» Requirements
Locate every line in the records below that contains the word "xlabel", and copy each one.

» Working data

▼▼▼

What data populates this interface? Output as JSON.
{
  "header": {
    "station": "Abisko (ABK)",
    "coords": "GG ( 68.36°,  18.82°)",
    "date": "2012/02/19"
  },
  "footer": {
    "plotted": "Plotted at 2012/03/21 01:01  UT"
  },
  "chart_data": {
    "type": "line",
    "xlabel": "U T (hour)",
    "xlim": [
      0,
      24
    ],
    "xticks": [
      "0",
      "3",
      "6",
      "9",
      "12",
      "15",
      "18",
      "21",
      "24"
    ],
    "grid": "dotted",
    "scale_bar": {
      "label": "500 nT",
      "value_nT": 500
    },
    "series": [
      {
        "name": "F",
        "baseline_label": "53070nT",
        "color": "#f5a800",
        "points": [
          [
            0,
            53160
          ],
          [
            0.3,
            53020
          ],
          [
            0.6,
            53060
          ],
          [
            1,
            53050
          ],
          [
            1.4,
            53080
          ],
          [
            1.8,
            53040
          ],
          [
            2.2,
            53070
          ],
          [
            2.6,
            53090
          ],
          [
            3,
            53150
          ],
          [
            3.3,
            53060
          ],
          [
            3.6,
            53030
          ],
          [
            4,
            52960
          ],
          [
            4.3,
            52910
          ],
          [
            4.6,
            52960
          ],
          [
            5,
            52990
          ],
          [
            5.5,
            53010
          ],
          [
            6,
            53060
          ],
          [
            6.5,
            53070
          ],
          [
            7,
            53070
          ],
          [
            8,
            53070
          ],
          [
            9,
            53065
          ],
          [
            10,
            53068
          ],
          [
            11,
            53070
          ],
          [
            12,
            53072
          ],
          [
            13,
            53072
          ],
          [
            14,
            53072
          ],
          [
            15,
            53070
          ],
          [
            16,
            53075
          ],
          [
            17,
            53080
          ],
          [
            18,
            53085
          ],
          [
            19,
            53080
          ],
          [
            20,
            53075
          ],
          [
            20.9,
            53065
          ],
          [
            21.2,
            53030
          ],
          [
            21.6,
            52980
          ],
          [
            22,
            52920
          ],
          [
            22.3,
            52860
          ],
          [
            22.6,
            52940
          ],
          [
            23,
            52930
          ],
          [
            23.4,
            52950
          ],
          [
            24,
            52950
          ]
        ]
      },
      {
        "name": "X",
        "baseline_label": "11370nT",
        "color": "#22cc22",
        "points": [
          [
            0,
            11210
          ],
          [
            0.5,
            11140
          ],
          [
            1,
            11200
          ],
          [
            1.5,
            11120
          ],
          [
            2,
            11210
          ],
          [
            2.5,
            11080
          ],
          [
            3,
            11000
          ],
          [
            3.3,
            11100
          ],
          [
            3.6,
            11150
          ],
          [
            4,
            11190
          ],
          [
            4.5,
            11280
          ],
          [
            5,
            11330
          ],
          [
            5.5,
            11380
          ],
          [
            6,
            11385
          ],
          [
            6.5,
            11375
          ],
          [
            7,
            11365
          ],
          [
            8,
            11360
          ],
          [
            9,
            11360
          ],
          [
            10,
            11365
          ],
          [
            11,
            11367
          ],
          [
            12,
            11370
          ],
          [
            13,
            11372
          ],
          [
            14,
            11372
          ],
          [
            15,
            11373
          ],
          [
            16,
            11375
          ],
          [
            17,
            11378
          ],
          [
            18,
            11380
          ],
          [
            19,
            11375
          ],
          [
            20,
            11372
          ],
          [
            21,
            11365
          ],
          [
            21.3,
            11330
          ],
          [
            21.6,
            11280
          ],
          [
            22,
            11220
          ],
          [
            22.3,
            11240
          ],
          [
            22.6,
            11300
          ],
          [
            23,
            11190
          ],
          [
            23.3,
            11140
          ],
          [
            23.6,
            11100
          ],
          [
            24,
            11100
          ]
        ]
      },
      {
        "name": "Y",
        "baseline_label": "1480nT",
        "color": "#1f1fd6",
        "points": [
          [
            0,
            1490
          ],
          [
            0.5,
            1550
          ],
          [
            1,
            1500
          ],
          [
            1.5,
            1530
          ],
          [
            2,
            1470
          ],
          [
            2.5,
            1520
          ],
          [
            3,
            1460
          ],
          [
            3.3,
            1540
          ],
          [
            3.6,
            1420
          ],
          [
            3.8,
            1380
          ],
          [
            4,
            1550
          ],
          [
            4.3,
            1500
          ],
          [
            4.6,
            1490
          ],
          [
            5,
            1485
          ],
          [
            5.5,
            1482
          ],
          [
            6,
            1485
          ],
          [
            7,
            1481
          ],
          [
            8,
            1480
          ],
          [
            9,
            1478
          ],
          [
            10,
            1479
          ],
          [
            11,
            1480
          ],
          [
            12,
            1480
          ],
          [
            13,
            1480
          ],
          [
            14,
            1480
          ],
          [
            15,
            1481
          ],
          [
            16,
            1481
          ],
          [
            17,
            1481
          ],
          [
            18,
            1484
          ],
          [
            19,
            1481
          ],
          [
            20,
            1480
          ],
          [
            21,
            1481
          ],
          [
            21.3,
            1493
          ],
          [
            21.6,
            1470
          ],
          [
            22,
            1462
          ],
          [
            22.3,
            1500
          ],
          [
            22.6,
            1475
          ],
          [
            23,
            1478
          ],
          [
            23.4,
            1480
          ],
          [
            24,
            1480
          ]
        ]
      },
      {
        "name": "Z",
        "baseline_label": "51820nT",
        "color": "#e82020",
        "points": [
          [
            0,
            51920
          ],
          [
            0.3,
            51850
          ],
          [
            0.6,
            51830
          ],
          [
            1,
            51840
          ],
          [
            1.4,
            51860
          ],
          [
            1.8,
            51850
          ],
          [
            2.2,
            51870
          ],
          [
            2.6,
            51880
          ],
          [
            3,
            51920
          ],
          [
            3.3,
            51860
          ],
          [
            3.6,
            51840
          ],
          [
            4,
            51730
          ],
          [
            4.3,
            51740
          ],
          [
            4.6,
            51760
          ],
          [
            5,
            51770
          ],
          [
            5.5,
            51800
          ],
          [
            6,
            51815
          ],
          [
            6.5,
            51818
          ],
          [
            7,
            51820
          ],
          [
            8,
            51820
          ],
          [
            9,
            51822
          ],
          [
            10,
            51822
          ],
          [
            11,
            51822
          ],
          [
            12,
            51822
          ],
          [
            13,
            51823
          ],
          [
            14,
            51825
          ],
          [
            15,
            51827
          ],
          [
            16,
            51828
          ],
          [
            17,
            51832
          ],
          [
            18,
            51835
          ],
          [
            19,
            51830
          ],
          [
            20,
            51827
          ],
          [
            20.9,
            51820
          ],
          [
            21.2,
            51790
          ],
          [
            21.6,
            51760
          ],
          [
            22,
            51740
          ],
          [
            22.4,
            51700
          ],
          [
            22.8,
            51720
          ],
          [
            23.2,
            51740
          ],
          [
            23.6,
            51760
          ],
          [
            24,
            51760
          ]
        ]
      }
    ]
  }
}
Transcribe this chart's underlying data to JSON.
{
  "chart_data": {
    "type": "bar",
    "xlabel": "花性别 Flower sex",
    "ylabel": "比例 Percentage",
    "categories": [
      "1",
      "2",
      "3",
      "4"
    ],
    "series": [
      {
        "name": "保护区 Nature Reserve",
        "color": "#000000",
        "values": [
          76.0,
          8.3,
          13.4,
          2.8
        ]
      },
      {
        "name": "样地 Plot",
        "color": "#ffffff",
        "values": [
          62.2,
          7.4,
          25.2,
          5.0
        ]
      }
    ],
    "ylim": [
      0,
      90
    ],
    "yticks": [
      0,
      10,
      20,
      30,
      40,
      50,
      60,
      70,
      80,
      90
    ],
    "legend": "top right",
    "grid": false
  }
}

▲▲▲

» Task answer
    "xlabel": "U T (hour)",
    "xlabel": "花性别 Flower sex",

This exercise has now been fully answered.